◆ WHAT YOU ARE ASKED TO DO ◆
Provide the records once more, identical to the original.

------ DATA IN THIS EXERCISE ------

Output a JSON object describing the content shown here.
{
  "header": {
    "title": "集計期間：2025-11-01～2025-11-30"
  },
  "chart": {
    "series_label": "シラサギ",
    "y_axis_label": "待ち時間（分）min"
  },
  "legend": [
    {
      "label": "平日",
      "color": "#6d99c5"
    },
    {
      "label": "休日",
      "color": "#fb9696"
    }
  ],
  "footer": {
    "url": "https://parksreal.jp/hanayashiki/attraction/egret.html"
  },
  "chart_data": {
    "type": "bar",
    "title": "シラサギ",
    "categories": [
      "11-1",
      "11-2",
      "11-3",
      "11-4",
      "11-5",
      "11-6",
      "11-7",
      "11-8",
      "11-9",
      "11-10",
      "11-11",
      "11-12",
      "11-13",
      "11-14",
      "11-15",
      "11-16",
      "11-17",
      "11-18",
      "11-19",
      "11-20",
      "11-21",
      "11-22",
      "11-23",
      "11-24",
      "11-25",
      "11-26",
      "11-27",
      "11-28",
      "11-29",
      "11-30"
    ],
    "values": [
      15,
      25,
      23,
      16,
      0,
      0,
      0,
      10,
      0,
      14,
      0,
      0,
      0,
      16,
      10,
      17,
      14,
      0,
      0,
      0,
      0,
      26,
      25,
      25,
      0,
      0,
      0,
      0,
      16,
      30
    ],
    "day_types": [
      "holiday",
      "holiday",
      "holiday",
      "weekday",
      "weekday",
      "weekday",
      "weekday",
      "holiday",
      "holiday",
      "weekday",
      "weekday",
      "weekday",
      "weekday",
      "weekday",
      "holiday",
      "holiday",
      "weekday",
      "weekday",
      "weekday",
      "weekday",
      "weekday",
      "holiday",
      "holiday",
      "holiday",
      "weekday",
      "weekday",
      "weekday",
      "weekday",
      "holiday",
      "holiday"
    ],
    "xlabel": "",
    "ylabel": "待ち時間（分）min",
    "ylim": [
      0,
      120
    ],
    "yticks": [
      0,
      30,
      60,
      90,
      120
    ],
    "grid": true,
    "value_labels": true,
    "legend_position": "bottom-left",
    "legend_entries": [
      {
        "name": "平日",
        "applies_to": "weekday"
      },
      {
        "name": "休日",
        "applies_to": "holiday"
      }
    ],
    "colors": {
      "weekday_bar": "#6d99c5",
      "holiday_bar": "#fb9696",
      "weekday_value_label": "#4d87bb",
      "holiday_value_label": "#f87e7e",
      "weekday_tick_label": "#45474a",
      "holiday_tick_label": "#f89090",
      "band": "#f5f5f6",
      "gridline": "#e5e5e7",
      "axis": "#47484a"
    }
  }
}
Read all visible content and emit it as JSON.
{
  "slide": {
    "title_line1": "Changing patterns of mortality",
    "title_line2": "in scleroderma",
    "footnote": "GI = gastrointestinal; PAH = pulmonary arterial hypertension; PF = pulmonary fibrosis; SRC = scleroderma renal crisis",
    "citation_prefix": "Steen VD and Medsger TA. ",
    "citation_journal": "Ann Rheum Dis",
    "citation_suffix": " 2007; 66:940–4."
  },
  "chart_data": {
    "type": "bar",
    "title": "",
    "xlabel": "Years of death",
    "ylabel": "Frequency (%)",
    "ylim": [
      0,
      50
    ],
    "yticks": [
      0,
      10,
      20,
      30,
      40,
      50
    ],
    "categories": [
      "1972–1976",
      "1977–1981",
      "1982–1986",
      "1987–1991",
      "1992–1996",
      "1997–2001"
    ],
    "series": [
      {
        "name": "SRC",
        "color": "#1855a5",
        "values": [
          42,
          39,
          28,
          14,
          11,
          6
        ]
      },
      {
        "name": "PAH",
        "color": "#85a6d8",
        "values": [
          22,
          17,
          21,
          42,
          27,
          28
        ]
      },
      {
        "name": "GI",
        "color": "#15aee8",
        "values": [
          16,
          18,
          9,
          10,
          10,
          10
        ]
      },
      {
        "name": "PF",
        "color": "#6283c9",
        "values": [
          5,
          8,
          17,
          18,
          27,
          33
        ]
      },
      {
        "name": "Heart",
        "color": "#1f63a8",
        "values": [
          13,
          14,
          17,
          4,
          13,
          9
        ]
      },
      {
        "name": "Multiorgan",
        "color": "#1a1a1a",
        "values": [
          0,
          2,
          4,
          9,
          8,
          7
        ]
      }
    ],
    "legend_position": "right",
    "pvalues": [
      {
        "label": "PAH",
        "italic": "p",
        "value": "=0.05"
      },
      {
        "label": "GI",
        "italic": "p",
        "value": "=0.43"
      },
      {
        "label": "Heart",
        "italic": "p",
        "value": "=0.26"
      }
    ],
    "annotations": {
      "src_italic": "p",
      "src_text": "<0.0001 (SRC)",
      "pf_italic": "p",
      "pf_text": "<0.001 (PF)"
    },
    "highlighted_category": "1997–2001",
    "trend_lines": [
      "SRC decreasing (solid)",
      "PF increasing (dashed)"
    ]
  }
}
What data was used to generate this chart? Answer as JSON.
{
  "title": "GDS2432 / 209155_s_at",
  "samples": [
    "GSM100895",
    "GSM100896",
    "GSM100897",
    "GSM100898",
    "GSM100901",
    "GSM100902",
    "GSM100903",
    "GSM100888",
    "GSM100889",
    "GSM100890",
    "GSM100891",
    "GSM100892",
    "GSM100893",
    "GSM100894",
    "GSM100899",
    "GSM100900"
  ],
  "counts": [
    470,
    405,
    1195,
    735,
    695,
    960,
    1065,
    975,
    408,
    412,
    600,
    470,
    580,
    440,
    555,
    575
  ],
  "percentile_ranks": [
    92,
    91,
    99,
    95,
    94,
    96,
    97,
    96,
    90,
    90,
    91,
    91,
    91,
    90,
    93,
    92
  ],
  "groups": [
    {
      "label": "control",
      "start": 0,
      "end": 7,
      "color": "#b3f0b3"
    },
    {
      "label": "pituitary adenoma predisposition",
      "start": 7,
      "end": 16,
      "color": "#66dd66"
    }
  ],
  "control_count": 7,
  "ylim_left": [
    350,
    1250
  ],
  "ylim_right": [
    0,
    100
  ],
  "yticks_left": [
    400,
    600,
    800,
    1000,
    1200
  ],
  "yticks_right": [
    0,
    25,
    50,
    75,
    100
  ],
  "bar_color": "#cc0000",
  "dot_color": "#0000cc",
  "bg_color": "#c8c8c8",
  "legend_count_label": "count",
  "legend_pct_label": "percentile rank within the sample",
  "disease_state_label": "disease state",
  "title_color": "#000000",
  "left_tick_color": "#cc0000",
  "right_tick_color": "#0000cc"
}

------

◆ EXERCISE OUTPUT ◆
Output a JSON object describing the content shown here.
{
  "header": {
    "title": "集計期間：2025-11-01～2025-11-30"
  },
  "chart": {
    "series_label": "シラサギ",
    "y_axis_label": "待ち時間（分）min"
  },
  "legend": [
    {
      "label": "平日",
      "color": "#6d99c5"
    },
    {
      "label": "休日",
      "color": "#fb9696"
    }
  ],
  "footer": {
    "url": "https://parksreal.jp/hanayashiki/attraction/egret.html"
  },
  "chart_data": {
    "type": "bar",
    "title": "シラサギ",
    "categories": [
      "11-1",
      "11-2",
      "11-3",
      "11-4",
      "11-5",
      "11-6",
      "11-7",
      "11-8",
      "11-9",
      "11-10",
      "11-11",
      "11-12",
      "11-13",
      "11-14",
      "11-15",
      "11-16",
      "11-17",
      "11-18",
      "11-19",
      "11-20",
      "11-21",
      "11-22",
      "11-23",
      "11-24",
      "11-25",
      "11-26",
      "11-27",
      "11-28",
      "11-29",
      "11-30"
    ],
    "values": [
      15,
      25,
      23,
      16,
      0,
      0,
      0,
      10,
      0,
      14,
      0,
      0,
      0,
      16,
      10,
      17,
      14,
      0,
      0,
      0,
      0,
      26,
      25,
      25,
      0,
      0,
      0,
      0,
      16,
      30
    ],
    "day_types": [
      "holiday",
      "holiday",
      "holiday",
      "weekday",
      "weekday",
      "weekday",
      "weekday",
      "holiday",
      "holiday",
      "weekday",
      "weekday",
      "weekday",
      "weekday",
      "weekday",
      "holiday",
      "holiday",
      "weekday",
      "weekday",
      "weekday",
      "weekday",
      "weekday",
      "holiday",
      "holiday",
      "holiday",
      "weekday",
      "weekday",
      "weekday",
      "weekday",
      "holiday",
      "holiday"
    ],
    "xlabel": "",
    "ylabel": "待ち時間（分）min",
    "ylim": [
      0,
      120
    ],
    "yticks": [
      0,
      30,
      60,
      90,
      120
    ],
    "grid": true,
    "value_labels": true,
    "legend_position": "bottom-left",
    "legend_entries": [
      {
        "name": "平日",
        "applies_to": "weekday"
      },
      {
        "name": "休日",
        "applies_to": "holiday"
      }
    ],
    "colors": {
      "weekday_bar": "#6d99c5",
      "holiday_bar": "#fb9696",
      "weekday_value_label": "#4d87bb",
      "holiday_value_label": "#f87e7e",
      "weekday_tick_label": "#45474a",
      "holiday_tick_label": "#f89090",
      "band": "#f5f5f6",
      "gridline": "#e5e5e7",
      "axis": "#47484a"
    }
  }
}
Read all visible content and emit it as JSON.
{
  "slide": {
    "title_line1": "Changing patterns of mortality",
    "title_line2": "in scleroderma",
    "footnote": "GI = gastrointestinal; PAH = pulmonary arterial hypertension; PF = pulmonary fibrosis; SRC = scleroderma renal crisis",
    "citation_prefix": "Steen VD and Medsger TA. ",
    "citation_journal": "Ann Rheum Dis",
    "citation_suffix": " 2007; 66:940–4."
  },
  "chart_data": {
    "type": "bar",
    "title": "",
    "xlabel": "Years of death",
    "ylabel": "Frequency (%)",
    "ylim": [
      0,
      50
    ],
    "yticks": [
      0,
      10,
      20,
      30,
      40,
      50
    ],
    "categories": [
      "1972–1976",
      "1977–1981",
      "1982–1986",
      "1987–1991",
      "1992–1996",
      "1997–2001"
    ],
    "series": [
      {
        "name": "SRC",
        "color": "#1855a5",
        "values": [
          42,
          39,
          28,
          14,
          11,
          6
        ]
      },
      {
        "name": "PAH",
        "color": "#85a6d8",
        "values": [
          22,
          17,
          21,
          42,
          27,
          28
        ]
      },
      {
        "name": "GI",
        "color": "#15aee8",
        "values": [
          16,
          18,
          9,
          10,
          10,
          10
        ]
      },
      {
        "name": "PF",
        "color": "#6283c9",
        "values": [
          5,
          8,
          17,
          18,
          27,
          33
        ]
      },
      {
        "name": "Heart",
        "color": "#1f63a8",
        "values": [
          13,
          14,
          17,
          4,
          13,
          9
        ]
      },
      {
        "name": "Multiorgan",
        "color": "#1a1a1a",
        "values": [
          0,
          2,
          4,
          9,
          8,
          7
        ]
      }
    ],
    "legend_position": "right",
    "pvalues": [
      {
        "label": "PAH",
        "italic": "p",
        "value": "=0.05"
      },
      {
        "label": "GI",
        "italic": "p",
        "value": "=0.43"
      },
      {
        "label": "Heart",
        "italic": "p",
        "value": "=0.26"
      }
    ],
    "annotations": {
      "src_italic": "p",
      "src_text": "<0.0001 (SRC)",
      "pf_italic": "p",
      "pf_text": "<0.001 (PF)"
    },
    "highlighted_category": "1997–2001",
    "trend_lines": [
      "SRC decreasing (solid)",
      "PF increasing (dashed)"
    ]
  }
}
What data was used to generate this chart? Answer as JSON.
{
  "title": "GDS2432 / 209155_s_at",
  "samples": [
    "GSM100895",
    "GSM100896",
    "GSM100897",
    "GSM100898",
    "GSM100901",
    "GSM100902",
    "GSM100903",
    "GSM100888",
    "GSM100889",
    "GSM100890",
    "GSM100891",
    "GSM100892",
    "GSM100893",
    "GSM100894",
    "GSM100899",
    "GSM100900"
  ],
  "counts": [
    470,
    405,
    1195,
    735,
    695,
    960,
    1065,
    975,
    408,
    412,
    600,
    470,
    580,
    440,
    555,
    575
  ],
  "percentile_ranks": [
    92,
    91,
    99,
    95,
    94,
    96,
    97,
    96,
    90,
    90,
    91,
    91,
    91,
    90,
    93,
    92
  ],
  "groups": [
    {
      "label": "control",
      "start": 0,
      "end": 7,
      "color": "#b3f0b3"
    },
    {
      "label": "pituitary adenoma predisposition",
      "start": 7,
      "end": 16,
      "color": "#66dd66"
    }
  ],
  "control_count": 7,
  "ylim_left": [
    350,
    1250
  ],
  "ylim_right": [
    0,
    100
  ],
  "yticks_left": [
    400,
    600,
    800,
    1000,
    1200
  ],
  "yticks_right": [
    0,
    25,
    50,
    75,
    100
  ],
  "bar_color": "#cc0000",
  "dot_color": "#0000cc",
  "bg_color": "#c8c8c8",
  "legend_count_label": "count",
  "legend_pct_label": "percentile rank within the sample",
  "disease_state_label": "disease state",
  "title_color": "#000000",
  "left_tick_color": "#cc0000",
  "right_tick_color": "#0000cc"
}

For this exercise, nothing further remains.